## WHAT IS REQUIRED
Collect every line below that contains the word "this".

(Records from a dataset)
● ● ● ● ●

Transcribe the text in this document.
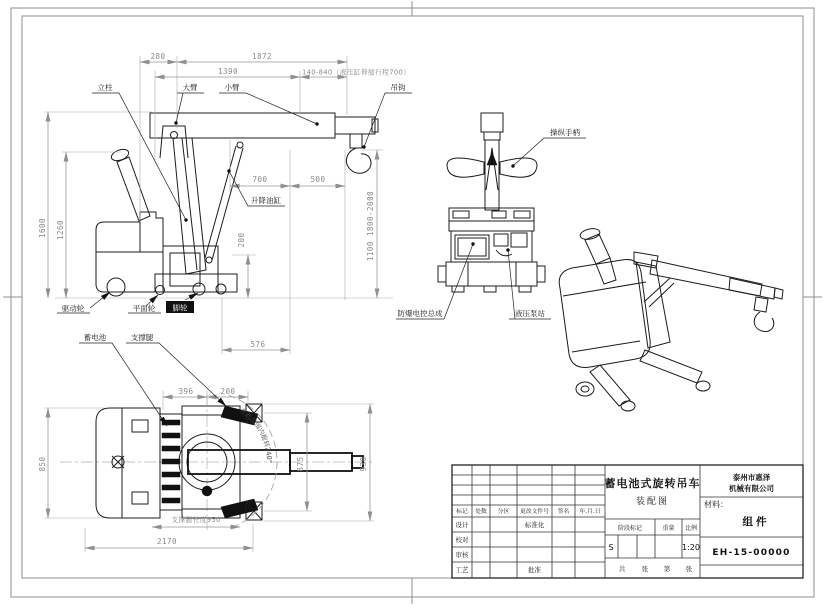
280	1872
1390	140-840（液压缸伸缩行程700）
700	500
1600 1260	1100 1800-2000
200
576
立柱	大臂	小臂	吊钩
升降油缸
驱动轮	平面轮 脚轮
操纵手柄
防爆电控总成	液压泵站
在此范围内旋转240°
396	200
850	875	930
支撑腿长度950
2170
蓄电池	支撑腿
标记 处数 分区 更改文件号 签名 年.月.日
设计	标准化
校对
审核
工艺	批准
蓄电池式旋转吊车
装配图
阶段标记	重量 比例
S	1:20
共	张 第 张
泰州市惠泽
机械有限公司
材料：
组件
EH-15-00000
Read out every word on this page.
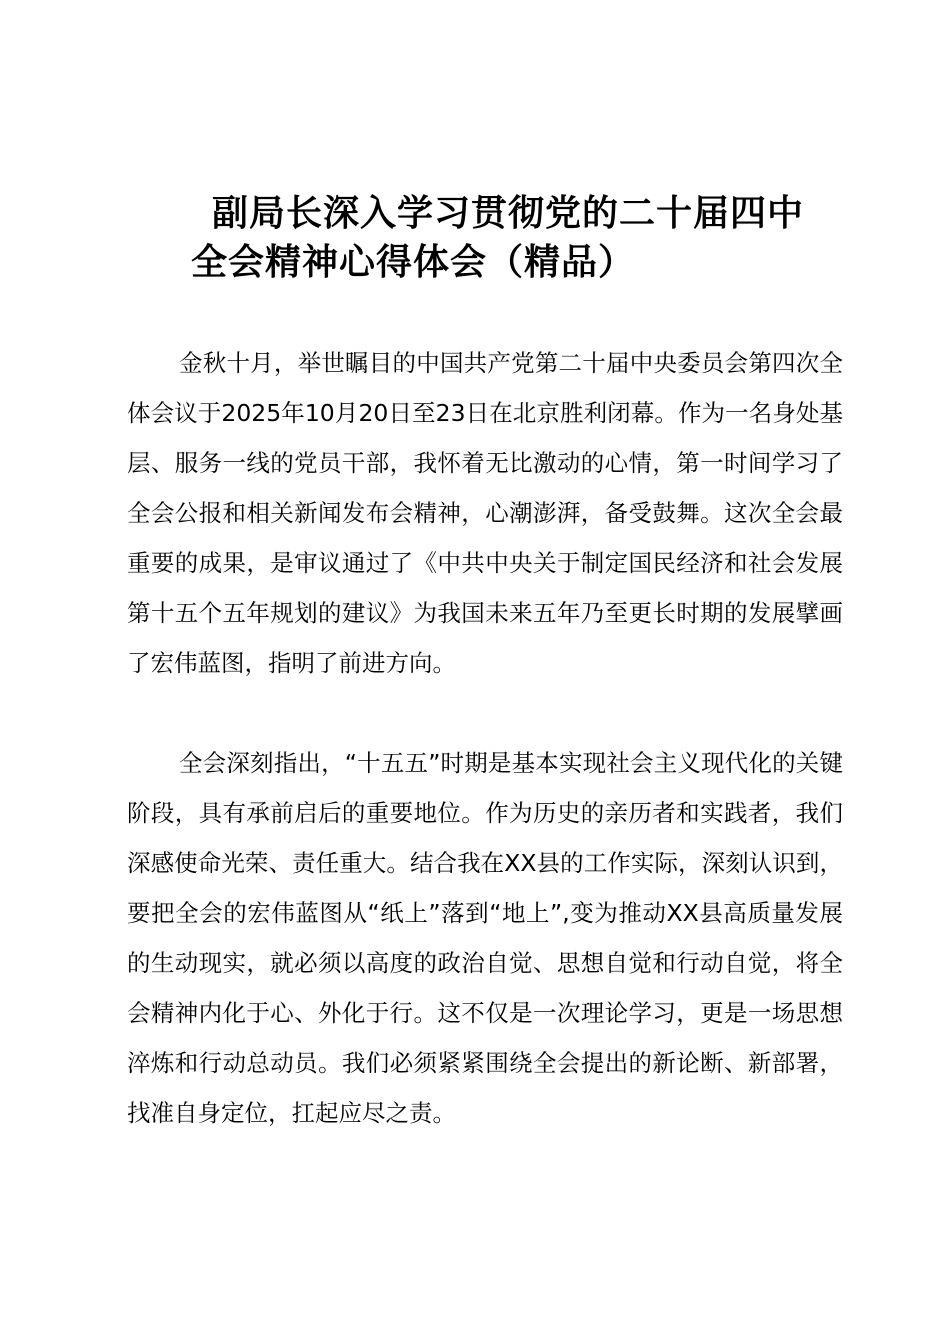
副局长深入学习贯彻党的二十届四中
全会精神心得体会（精品）

金秋十月，举世瞩目的中国共产党第二十届中央委员会第四次全体会议于2025年10月20日至23日在北京胜利闭幕。作为一名身处基层、服务一线的党员干部，我怀着无比激动的心情，第一时间学习了全会公报和相关新闻发布会精神，心潮澎湃，备受鼓舞。这次全会最重要的成果，是审议通过了《中共中央关于制定国民经济和社会发展第十五个五年规划的建议》为我国未来五年乃至更长时期的发展擘画了宏伟蓝图，指明了前进方向。

全会深刻指出，“十五五”时期是基本实现社会主义现代化的关键阶段，具有承前启后的重要地位。作为历史的亲历者和实践者，我们深感使命光荣、责任重大。结合我在XX县的工作实际，深刻认识到，要把全会的宏伟蓝图从“纸上”落到“地上”,变为推动XX县高质量发展的生动现实，就必须以高度的政治自觉、思想自觉和行动自觉，将全会精神内化于心、外化于行。这不仅是一次理论学习，更是一场思想淬炼和行动总动员。我们必须紧紧围绕全会提出的新论断、新部署，找准自身定位，扛起应尽之责。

● ● ● ● ●

## WRITTEN RESPONSE
Transcribe the text in this document.
Read out every word on this page.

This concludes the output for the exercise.